-- EXERCISE BRIEF --
Using the records that follow, copy every line containing the word "Итого".

Extracted data entries
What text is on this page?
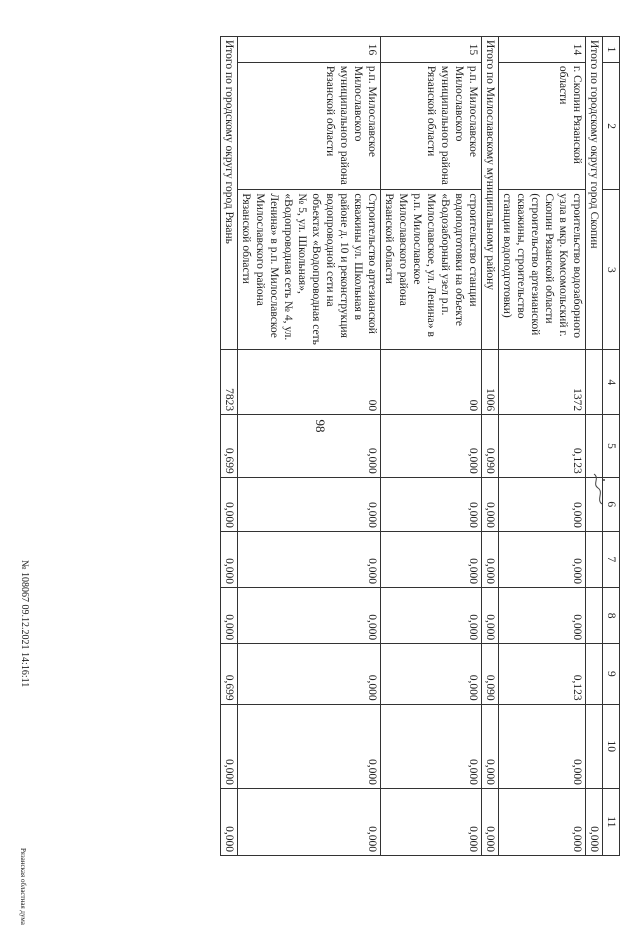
98
1	2	3	4	5	6	7	8	9	10	11
Итого по городскому округу город Скопин										0,000
14	г. Скопин Рязанской области	строительство водозаборного узла в мкр. Комсомольский г. Скопин Рязанской области (строительство артезианской скважины, строительство станции водоподготовки)	1372	0,123	0,000	0,000	0,000	0,123	0,000	0,000
Итого по Милославскому муниципальному району			1006	0,090	0,000	0,000	0,000	0,090	0,000	0,000
15	р.п. Милославское Милославского муниципального района Рязанской области	строительство станции водоподготовки на объекте «Водозаборный узел р.п. Милославское, ул. Ленина» в р.п. Милославское Милославского района Рязанской области	00	0,000	0,000	0,000	0,000	0,000	0,000	0,000
16	р.п. Милославское Милославского муниципального района Рязанской области	Строительство артезианской скважины ул. Школьная в районе д. 10 и реконструкция водопроводной сети на объектах «Водопроводная сеть № 5, ул. Школьная», «Водопроводная сеть № 4, ул. Ленина» в р.п. Милославское Милославского района Рязанской области	00	0,000	0,000	0,000	0,000	0,000	0,000	0,000
Итого по городскому округу город Рязань			7823	0,699	0,000	0,000	0,000	0,699	0,000	0,000
№ 108067 09.12.2021 14:16:11
Рязанская областная дума
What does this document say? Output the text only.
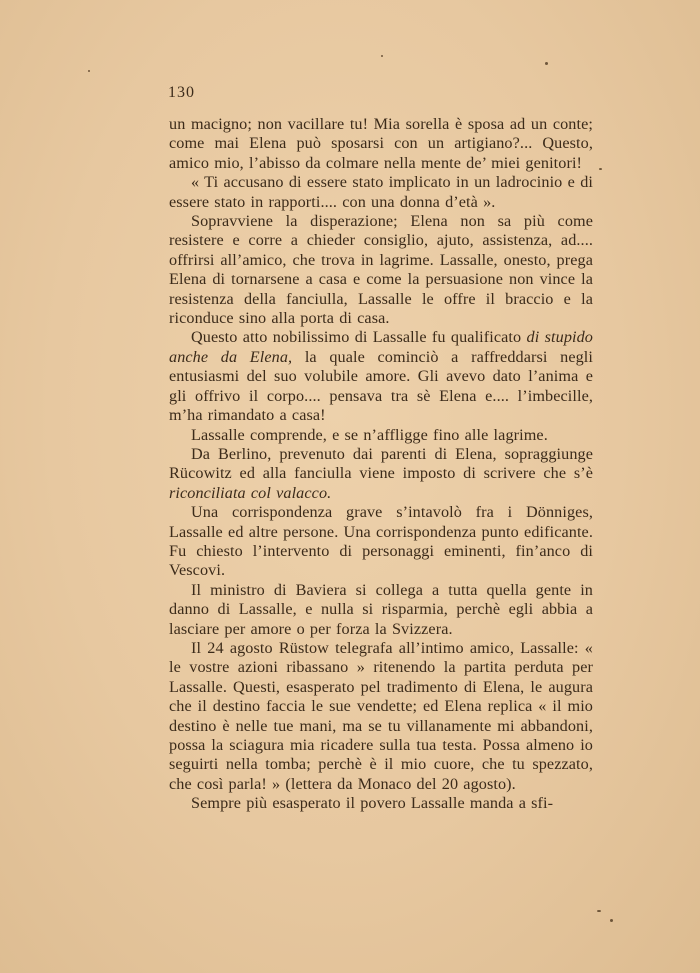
130

un macigno; non vacillare tu! Mia sorella è sposa ad un conte; come mai Elena può sposarsi con un artigiano?... Questo, amico mio, l’abisso da colmare nella mente de’ miei genitori!

« Ti accusano di essere stato implicato in un ladrocinio e di essere stato in rapporti.... con una donna d’età ».

Sopravviene la disperazione; Elena non sa più come resistere e corre a chieder consiglio, ajuto, assistenza, ad.... offrirsi all’amico, che trova in lagrime. Lassalle, onesto, prega Elena di tornarsene a casa e come la persuasione non vince la resistenza della fanciulla, Lassalle le offre il braccio e la riconduce sino alla porta di casa.

Questo atto nobilissimo di Lassalle fu qualificato di stupido anche da Elena, la quale cominciò a raffreddarsi negli entusiasmi del suo volubile amore. Gli avevo dato l’anima e gli offrivo il corpo.... pensava tra sè Elena e.... l’imbecille, m’ha rimandato a casa!

Lassalle comprende, e se n’affligge fino alle lagrime.

Da Berlino, prevenuto dai parenti di Elena, sopraggiunge Rücowitz ed alla fanciulla viene imposto di scrivere che s’è riconciliata col valacco.

Una corrispondenza grave s’intavolò fra i Dönniges, Lassalle ed altre persone. Una corrispondenza punto edificante. Fu chiesto l’intervento di personaggi eminenti, fin’anco di Vescovi.

Il ministro di Baviera si collega a tutta quella gente in danno di Lassalle, e nulla si risparmia, perchè egli abbia a lasciare per amore o per forza la Svizzera.

Il 24 agosto Rüstow telegrafa all’intimo amico, Lassalle: « le vostre azioni ribassano » ritenendo la partita perduta per Lassalle. Questi, esasperato pel tradimento di Elena, le augura che il destino faccia le sue vendette; ed Elena replica « il mio destino è nelle tue mani, ma se tu villanamente mi abbandoni, possa la sciagura mia ricadere sulla tua testa. Possa almeno io seguirti nella tomba; perchè è il mio cuore, che tu spezzato, che così parla! » (lettera da Monaco del 20 agosto).

Sempre più esasperato il povero Lassalle manda a sfi-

-- RESULT OF THE EXERCISE --
Итого по городскому округу город Скопин										0,000
Итого по Милославскому муниципальному району			1006	0,090	0,000	0,000	0,000	0,090	0,000	0,000
Итого по городскому округу город Рязань			7823	0,699	0,000	0,000	0,000	0,699	0,000	0,000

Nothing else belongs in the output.